[begin Data listing]

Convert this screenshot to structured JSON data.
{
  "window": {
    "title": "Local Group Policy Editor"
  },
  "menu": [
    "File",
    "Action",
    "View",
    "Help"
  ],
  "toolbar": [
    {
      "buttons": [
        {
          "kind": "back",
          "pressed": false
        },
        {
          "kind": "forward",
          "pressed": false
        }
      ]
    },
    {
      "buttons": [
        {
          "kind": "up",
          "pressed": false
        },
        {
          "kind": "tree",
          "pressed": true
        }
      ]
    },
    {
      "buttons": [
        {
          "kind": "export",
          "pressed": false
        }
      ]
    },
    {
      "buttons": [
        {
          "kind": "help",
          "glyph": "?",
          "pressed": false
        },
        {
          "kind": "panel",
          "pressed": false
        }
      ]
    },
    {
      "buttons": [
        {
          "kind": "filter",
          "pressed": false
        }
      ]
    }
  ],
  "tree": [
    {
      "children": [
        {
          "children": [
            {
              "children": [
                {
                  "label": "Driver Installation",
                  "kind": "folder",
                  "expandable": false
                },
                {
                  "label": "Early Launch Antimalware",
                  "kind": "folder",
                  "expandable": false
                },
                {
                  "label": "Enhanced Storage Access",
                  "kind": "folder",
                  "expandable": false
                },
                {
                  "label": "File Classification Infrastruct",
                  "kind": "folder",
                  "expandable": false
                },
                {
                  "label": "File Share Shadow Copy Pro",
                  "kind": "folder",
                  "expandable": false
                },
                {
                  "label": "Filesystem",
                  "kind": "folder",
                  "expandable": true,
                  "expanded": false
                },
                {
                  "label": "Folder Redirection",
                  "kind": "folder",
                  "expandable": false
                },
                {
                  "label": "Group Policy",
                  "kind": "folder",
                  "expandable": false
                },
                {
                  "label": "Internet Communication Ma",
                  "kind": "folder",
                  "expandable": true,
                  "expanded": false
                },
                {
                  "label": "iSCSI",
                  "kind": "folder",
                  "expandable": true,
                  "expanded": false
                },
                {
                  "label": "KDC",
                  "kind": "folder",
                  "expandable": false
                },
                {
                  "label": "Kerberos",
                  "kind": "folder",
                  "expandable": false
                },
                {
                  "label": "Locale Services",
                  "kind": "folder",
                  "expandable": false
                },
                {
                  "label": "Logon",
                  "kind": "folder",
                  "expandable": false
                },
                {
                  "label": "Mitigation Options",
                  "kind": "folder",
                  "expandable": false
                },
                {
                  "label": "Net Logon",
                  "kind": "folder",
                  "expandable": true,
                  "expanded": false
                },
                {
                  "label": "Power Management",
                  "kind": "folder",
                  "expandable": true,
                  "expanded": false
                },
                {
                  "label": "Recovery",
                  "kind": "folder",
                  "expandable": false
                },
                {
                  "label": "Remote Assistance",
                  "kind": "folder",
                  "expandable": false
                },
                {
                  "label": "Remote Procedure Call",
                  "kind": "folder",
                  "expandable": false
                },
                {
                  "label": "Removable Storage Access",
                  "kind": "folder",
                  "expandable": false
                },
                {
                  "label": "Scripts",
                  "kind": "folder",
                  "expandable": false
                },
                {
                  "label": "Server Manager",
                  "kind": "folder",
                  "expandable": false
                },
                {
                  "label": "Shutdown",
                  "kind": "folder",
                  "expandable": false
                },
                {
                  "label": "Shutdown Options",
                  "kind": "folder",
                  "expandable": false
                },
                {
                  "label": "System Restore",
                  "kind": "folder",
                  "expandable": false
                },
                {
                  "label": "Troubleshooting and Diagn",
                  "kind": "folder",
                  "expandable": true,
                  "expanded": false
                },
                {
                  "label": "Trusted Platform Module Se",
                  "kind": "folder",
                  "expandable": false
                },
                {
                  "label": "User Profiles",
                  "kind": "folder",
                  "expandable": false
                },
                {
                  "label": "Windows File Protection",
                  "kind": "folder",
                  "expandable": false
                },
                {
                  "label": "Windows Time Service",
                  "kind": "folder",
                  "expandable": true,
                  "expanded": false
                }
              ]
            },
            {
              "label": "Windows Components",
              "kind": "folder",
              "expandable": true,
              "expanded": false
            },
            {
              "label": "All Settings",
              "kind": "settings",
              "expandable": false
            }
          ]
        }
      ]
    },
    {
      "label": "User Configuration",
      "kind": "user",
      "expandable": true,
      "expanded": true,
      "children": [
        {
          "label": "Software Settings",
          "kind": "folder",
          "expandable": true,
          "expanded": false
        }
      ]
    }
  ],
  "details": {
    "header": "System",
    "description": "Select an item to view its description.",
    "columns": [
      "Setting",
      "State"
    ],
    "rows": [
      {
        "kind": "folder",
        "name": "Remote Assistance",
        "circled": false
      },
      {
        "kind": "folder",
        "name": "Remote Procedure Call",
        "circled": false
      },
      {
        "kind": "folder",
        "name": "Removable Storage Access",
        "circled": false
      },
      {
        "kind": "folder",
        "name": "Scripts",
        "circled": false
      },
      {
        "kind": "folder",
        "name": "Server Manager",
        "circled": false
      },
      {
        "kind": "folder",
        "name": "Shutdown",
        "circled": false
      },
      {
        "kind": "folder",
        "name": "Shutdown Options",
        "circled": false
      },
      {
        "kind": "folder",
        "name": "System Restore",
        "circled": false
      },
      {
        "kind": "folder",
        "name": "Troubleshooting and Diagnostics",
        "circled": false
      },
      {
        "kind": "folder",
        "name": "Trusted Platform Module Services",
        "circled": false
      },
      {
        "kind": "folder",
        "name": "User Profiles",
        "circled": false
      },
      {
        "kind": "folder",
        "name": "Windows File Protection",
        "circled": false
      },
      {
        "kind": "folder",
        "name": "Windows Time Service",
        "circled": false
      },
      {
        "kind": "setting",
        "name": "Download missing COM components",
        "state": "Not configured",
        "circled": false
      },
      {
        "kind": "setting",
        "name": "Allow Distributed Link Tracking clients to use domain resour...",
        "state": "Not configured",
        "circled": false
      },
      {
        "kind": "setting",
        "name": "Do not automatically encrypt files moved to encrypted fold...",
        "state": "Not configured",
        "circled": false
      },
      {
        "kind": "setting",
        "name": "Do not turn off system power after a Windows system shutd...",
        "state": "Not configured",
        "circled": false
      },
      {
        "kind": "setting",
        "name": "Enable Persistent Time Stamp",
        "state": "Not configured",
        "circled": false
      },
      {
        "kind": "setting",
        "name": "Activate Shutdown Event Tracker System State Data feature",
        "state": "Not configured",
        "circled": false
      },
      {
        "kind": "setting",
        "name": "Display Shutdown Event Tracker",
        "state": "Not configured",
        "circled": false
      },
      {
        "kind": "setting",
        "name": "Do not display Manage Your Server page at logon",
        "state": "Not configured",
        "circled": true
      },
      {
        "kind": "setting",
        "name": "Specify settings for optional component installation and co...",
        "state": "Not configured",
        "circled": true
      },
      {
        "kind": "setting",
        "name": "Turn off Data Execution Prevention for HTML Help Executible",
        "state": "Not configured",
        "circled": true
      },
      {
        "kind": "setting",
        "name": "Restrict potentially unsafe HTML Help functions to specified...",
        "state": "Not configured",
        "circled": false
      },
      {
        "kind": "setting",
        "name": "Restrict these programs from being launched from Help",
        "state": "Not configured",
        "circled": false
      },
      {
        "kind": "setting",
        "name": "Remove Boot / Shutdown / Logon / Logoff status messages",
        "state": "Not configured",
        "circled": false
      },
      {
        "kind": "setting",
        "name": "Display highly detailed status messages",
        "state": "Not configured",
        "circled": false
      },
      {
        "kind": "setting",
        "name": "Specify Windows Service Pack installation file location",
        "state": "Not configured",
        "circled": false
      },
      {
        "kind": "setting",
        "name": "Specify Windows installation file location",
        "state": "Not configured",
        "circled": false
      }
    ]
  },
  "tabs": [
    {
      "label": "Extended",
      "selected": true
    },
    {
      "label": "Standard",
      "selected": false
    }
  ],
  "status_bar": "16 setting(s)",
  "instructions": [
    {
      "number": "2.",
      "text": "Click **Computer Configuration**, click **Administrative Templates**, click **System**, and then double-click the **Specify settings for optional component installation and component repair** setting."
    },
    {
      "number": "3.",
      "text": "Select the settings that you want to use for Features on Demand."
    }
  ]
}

[end Data listing]
[begin Data listing]

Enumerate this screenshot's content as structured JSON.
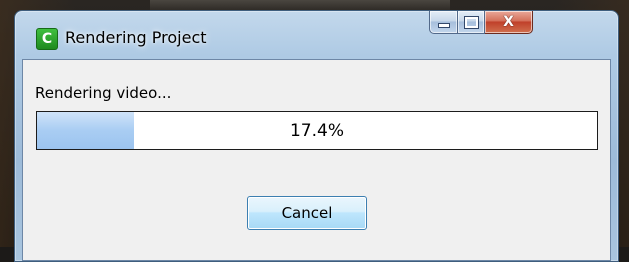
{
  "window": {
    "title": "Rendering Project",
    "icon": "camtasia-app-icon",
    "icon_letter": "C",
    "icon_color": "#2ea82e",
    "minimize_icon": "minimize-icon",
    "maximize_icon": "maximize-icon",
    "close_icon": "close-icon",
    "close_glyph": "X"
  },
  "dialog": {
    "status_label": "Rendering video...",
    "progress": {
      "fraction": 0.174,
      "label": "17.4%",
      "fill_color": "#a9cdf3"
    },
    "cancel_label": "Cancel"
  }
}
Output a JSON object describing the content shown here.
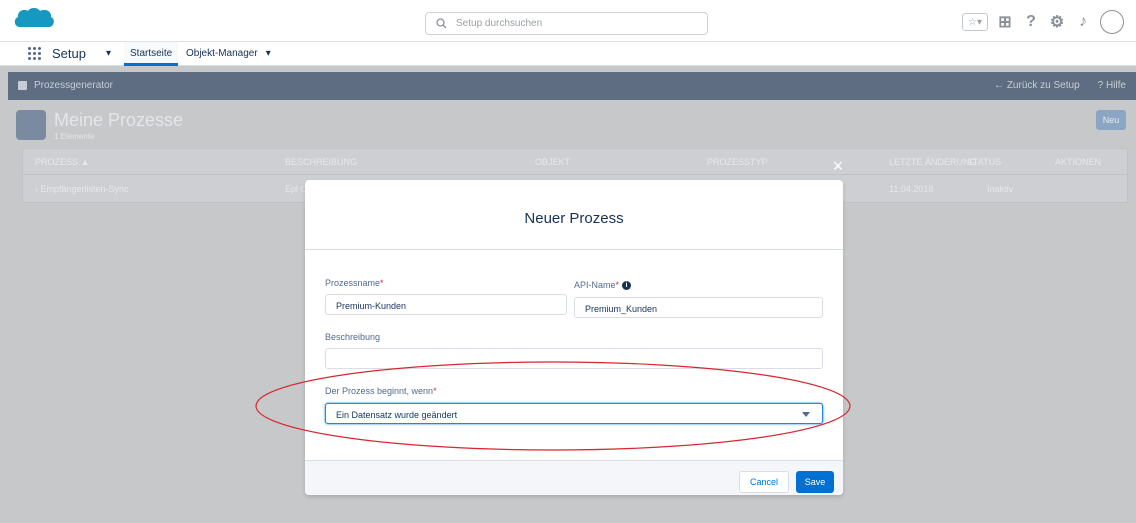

[end Data listing]

#### [What you should do]
Nothing but the lines from the one with "Enumerate this screenshot's" through the one with "Output a JSON" is to be copied, exactly and ends included. Leave pictures out.

#### [Expected output]
Enumerate this screenshot's content as structured JSON.
{
  "window": {
    "title": "Rendering Project",
    "icon": "camtasia-app-icon",
    "icon_letter": "C",
    "icon_color": "#2ea82e",
    "minimize_icon": "minimize-icon",
    "maximize_icon": "maximize-icon",
    "close_icon": "close-icon",
    "close_glyph": "X"
  },
  "dialog": {
    "status_label": "Rendering video...",
    "progress": {
      "fraction": 0.174,
      "label": "17.4%",
      "fill_color": "#a9cdf3"
    },
    "cancel_label": "Cancel"
  }
}
Output a JSON object describing the content shown here.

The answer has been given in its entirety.